──────── Information shown

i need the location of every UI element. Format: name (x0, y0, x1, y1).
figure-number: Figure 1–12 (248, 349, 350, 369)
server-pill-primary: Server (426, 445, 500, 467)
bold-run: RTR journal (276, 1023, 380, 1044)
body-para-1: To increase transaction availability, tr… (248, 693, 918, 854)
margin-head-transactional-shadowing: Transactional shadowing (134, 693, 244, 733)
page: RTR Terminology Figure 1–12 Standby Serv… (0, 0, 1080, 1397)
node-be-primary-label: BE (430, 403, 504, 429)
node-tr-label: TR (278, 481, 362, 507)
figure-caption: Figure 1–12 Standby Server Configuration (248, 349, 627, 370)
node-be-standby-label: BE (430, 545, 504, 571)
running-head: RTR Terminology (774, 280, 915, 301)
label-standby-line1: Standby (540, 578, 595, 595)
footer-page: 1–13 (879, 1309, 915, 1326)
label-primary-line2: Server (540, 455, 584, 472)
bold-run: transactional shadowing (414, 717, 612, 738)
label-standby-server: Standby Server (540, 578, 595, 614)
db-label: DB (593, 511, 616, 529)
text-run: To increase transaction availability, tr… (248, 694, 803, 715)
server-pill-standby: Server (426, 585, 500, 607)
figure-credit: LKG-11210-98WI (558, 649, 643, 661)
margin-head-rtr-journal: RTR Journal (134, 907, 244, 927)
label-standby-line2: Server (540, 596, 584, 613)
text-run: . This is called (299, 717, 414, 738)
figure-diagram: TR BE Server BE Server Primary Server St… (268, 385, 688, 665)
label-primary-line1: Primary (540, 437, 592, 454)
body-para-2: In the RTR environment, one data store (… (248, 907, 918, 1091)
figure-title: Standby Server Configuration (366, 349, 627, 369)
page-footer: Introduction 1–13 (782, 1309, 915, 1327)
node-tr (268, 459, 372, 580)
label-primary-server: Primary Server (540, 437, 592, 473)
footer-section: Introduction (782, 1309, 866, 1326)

────────────────

#### [Given request]
Reproduce the rows above with every occurrence of "Introduction" replaced by "Overview", keeping everything else the same.

#### [Written answer]
i need the location of every UI element. Format: name (x0, y0, x1, y1).
figure-number: Figure 1–12 (248, 349, 350, 369)
server-pill-primary: Server (426, 445, 500, 467)
bold-run: RTR journal (276, 1023, 380, 1044)
body-para-1: To increase transaction availability, tr… (248, 693, 918, 854)
margin-head-transactional-shadowing: Transactional shadowing (134, 693, 244, 733)
page: RTR Terminology Figure 1–12 Standby Serv… (0, 0, 1080, 1397)
node-be-primary-label: BE (430, 403, 504, 429)
node-tr-label: TR (278, 481, 362, 507)
figure-caption: Figure 1–12 Standby Server Configuration (248, 349, 627, 370)
node-be-standby-label: BE (430, 545, 504, 571)
running-head: RTR Terminology (774, 280, 915, 301)
label-standby-line1: Standby (540, 578, 595, 595)
footer-page: 1–13 (879, 1309, 915, 1326)
label-primary-line2: Server (540, 455, 584, 472)
bold-run: transactional shadowing (414, 717, 612, 738)
label-standby-server: Standby Server (540, 578, 595, 614)
db-label: DB (593, 511, 616, 529)
text-run: To increase transaction availability, tr… (248, 694, 803, 715)
server-pill-standby: Server (426, 585, 500, 607)
figure-credit: LKG-11210-98WI (558, 649, 643, 661)
margin-head-rtr-journal: RTR Journal (134, 907, 244, 927)
label-standby-line2: Server (540, 596, 584, 613)
text-run: . This is called (299, 717, 414, 738)
figure-diagram: TR BE Server BE Server Primary Server St… (268, 385, 688, 665)
label-primary-line1: Primary (540, 437, 592, 454)
body-para-2: In the RTR environment, one data store (… (248, 907, 918, 1091)
figure-title: Standby Server Configuration (366, 349, 627, 369)
page-footer: Overview 1–13 (782, 1309, 915, 1327)
node-tr (268, 459, 372, 580)
label-primary-server: Primary Server (540, 437, 592, 473)
footer-section: Overview (782, 1309, 866, 1326)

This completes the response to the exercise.